#### [Study material]
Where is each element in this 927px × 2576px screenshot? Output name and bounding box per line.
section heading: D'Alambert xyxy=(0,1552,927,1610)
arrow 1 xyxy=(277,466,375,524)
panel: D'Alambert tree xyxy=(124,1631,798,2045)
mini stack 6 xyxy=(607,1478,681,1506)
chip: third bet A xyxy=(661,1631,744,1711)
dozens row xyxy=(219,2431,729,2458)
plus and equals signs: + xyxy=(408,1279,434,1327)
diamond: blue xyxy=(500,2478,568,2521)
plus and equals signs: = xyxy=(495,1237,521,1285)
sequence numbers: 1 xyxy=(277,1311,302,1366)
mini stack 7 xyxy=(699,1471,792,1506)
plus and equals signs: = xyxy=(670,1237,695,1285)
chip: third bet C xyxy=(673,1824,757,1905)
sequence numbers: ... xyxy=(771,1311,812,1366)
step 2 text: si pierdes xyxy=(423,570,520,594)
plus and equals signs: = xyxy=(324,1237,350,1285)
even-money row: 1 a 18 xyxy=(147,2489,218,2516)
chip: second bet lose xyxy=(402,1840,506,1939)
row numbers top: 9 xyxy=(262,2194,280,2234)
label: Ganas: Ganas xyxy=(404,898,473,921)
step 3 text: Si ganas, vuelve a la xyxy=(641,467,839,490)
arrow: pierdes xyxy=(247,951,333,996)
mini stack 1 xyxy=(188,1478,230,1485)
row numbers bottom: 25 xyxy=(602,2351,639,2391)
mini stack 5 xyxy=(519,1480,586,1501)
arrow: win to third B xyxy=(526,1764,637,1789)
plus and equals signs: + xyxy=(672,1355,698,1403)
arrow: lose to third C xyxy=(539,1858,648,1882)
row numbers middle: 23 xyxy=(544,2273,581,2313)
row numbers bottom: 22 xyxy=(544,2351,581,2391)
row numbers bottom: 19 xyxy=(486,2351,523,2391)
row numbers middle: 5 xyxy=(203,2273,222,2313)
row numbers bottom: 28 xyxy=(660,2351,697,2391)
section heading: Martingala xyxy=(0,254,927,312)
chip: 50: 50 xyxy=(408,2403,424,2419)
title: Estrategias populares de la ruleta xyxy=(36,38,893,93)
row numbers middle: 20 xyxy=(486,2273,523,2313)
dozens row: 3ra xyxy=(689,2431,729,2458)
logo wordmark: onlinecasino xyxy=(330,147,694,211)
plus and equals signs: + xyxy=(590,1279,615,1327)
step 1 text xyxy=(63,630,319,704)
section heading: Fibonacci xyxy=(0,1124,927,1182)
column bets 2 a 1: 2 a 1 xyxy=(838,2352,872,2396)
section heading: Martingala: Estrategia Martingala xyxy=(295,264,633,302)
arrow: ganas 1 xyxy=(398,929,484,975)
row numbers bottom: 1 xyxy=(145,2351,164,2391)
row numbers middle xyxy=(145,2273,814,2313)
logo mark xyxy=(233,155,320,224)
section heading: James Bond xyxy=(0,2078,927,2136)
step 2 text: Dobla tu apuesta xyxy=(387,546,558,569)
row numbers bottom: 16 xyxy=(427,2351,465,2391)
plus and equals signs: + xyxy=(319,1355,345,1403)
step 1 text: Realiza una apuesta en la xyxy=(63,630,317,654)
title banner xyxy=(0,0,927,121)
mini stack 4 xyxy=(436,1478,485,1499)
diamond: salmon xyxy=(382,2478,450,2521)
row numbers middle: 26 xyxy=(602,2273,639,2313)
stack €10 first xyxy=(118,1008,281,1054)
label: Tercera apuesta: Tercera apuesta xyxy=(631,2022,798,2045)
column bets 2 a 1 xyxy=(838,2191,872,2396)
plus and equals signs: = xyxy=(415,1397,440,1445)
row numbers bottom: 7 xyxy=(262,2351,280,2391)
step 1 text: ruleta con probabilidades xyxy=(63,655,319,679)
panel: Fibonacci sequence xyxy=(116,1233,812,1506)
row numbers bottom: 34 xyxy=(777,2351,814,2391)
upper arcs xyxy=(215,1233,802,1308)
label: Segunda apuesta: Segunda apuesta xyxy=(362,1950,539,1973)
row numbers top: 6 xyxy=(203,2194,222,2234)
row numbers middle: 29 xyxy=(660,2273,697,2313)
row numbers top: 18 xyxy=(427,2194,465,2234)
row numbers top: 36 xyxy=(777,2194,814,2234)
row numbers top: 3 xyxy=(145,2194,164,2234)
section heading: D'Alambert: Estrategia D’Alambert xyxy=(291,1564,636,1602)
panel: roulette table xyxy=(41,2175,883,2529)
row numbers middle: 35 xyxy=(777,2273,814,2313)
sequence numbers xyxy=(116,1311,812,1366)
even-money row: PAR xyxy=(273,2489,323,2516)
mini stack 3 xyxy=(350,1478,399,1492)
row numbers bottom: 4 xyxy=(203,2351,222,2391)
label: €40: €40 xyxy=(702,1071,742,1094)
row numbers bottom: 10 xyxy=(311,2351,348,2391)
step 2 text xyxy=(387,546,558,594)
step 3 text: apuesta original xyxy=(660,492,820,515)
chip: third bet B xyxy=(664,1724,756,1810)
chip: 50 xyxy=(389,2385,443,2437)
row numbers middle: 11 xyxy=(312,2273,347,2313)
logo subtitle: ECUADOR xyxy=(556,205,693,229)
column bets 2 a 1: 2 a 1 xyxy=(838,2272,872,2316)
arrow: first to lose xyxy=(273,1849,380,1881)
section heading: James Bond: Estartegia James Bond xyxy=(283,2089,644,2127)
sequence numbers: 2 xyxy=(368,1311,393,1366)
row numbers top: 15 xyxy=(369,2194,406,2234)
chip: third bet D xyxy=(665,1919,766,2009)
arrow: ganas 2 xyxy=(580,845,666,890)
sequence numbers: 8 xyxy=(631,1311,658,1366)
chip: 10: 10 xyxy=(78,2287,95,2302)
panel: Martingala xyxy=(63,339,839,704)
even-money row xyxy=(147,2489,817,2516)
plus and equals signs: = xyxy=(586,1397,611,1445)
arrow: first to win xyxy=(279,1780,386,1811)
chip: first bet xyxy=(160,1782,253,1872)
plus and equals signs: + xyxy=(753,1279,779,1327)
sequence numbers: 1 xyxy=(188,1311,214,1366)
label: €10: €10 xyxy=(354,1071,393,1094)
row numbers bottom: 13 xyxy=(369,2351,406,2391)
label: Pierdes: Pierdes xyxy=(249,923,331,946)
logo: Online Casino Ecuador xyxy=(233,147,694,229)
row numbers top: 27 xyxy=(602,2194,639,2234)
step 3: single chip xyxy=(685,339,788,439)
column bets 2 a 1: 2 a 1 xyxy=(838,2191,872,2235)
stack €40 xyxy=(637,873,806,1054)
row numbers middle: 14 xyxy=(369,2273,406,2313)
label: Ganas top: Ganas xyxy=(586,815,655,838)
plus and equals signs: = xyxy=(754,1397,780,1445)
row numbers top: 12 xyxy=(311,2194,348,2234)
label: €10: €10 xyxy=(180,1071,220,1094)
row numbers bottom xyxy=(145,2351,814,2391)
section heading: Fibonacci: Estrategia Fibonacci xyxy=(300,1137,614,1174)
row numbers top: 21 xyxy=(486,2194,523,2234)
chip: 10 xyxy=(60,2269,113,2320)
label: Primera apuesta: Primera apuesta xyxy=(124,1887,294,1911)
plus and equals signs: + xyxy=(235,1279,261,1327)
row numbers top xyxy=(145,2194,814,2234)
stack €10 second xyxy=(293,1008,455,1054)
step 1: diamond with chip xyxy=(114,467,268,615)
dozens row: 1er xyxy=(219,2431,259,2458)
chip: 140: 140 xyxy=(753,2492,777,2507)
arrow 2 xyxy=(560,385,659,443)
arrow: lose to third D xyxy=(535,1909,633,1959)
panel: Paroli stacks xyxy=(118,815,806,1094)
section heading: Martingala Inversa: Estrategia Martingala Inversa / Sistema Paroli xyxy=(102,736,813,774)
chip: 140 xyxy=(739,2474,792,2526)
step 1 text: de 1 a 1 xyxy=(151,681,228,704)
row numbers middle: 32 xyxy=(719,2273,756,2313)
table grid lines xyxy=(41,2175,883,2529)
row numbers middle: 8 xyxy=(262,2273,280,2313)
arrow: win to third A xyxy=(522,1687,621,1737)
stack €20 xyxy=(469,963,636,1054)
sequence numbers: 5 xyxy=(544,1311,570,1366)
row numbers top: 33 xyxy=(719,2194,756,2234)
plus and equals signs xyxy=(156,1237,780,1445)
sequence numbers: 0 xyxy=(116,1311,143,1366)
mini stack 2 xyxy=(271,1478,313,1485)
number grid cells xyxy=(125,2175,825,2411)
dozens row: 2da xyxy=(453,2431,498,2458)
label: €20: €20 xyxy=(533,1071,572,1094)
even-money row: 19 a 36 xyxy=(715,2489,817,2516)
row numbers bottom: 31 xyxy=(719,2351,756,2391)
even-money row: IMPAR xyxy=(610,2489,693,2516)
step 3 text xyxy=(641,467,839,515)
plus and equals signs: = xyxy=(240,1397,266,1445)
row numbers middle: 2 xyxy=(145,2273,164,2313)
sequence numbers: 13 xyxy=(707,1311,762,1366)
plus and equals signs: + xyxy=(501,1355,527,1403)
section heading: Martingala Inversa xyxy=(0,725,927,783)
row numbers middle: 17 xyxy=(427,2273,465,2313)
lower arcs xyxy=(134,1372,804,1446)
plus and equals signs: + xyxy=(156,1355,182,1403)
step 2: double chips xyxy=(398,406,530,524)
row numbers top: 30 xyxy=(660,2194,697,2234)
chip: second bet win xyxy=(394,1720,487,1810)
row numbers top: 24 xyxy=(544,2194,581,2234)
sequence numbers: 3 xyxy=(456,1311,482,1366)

#### [Activity]
Which lines of the data hold the string "column"? Return each of them.

#### [Exercise solution]
column bets 2 a 1: 2 a 1 xyxy=(838,2352,872,2396)
column bets 2 a 1 xyxy=(838,2191,872,2396)
column bets 2 a 1: 2 a 1 xyxy=(838,2272,872,2316)
column bets 2 a 1: 2 a 1 xyxy=(838,2191,872,2235)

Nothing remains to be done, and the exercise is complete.